TASK INSTRUCTIONS
Rewrite the material from its first line up to and including the line with "error-bar [639, 2204, 655, 2232]", substituting "western-band" for every "blot-band" and keeping everything else the same.

DATASET ROWS
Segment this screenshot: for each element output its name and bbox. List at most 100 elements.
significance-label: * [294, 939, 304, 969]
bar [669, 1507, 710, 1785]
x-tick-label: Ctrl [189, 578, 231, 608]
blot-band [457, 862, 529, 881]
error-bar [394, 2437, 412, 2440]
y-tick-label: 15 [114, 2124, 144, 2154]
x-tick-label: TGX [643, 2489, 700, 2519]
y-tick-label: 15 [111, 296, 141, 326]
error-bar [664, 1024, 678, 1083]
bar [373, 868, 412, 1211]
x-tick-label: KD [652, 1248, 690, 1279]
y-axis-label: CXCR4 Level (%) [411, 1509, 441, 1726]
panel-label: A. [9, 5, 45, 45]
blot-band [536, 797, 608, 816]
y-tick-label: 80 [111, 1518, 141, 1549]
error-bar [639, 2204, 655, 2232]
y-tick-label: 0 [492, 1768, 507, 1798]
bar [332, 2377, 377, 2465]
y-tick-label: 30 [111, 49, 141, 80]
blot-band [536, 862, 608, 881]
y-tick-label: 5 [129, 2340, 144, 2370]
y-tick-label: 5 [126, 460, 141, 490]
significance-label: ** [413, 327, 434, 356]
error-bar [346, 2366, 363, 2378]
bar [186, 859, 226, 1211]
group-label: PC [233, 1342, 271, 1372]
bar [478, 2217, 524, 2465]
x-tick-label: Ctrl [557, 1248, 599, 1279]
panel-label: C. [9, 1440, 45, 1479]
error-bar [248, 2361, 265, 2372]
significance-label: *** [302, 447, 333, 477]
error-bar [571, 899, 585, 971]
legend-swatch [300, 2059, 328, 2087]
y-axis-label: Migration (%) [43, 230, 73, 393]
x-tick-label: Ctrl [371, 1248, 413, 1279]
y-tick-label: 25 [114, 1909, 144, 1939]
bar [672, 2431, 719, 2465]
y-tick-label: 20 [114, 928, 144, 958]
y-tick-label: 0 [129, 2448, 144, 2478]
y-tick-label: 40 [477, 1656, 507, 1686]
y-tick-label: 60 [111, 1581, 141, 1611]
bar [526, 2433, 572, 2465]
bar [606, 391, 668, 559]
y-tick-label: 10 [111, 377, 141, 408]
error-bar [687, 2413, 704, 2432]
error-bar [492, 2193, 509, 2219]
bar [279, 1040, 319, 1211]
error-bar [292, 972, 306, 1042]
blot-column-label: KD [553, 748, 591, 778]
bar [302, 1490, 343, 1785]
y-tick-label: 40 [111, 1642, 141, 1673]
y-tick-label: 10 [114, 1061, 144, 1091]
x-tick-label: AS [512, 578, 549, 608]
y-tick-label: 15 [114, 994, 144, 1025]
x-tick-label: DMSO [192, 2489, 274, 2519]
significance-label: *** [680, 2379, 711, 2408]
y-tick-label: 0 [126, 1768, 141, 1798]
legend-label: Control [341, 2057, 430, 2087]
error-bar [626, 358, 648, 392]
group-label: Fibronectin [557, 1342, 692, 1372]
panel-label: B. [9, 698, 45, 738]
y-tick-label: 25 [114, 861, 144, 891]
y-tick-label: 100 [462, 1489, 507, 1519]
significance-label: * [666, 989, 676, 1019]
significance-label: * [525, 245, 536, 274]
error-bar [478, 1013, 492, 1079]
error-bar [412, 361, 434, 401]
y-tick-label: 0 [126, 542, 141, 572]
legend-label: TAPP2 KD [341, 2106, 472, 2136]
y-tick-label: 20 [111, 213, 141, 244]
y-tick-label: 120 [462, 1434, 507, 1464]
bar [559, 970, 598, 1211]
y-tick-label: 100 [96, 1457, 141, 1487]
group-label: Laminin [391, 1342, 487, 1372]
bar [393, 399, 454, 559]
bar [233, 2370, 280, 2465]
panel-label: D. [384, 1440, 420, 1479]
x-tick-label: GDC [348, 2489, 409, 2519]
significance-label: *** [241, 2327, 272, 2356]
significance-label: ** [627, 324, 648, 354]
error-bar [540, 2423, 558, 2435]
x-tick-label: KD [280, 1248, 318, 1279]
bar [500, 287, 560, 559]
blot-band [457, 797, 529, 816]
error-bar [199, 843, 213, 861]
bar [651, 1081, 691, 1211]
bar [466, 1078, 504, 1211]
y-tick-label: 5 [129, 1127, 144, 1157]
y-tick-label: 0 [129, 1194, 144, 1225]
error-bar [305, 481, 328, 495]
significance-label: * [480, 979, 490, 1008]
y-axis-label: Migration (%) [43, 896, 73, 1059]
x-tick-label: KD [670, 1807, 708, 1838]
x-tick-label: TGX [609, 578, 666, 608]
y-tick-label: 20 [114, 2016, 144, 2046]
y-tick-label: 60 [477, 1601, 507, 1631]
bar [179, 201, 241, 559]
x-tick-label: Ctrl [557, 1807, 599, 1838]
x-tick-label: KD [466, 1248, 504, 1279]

RESULT FOR THIS EXERCISE
Segment this screenshot: for each element output its name and bbox. List at most 100 elements.
significance-label: * [294, 939, 304, 969]
bar [669, 1507, 710, 1785]
x-tick-label: Ctrl [189, 578, 231, 608]
western-band [457, 862, 529, 881]
error-bar [394, 2437, 412, 2440]
y-tick-label: 15 [114, 2124, 144, 2154]
x-tick-label: TGX [643, 2489, 700, 2519]
y-tick-label: 15 [111, 296, 141, 326]
error-bar [664, 1024, 678, 1083]
bar [373, 868, 412, 1211]
x-tick-label: KD [652, 1248, 690, 1279]
y-axis-label: CXCR4 Level (%) [411, 1509, 441, 1726]
panel-label: A. [9, 5, 45, 45]
western-band [536, 797, 608, 816]
y-tick-label: 80 [111, 1518, 141, 1549]
error-bar [639, 2204, 655, 2232]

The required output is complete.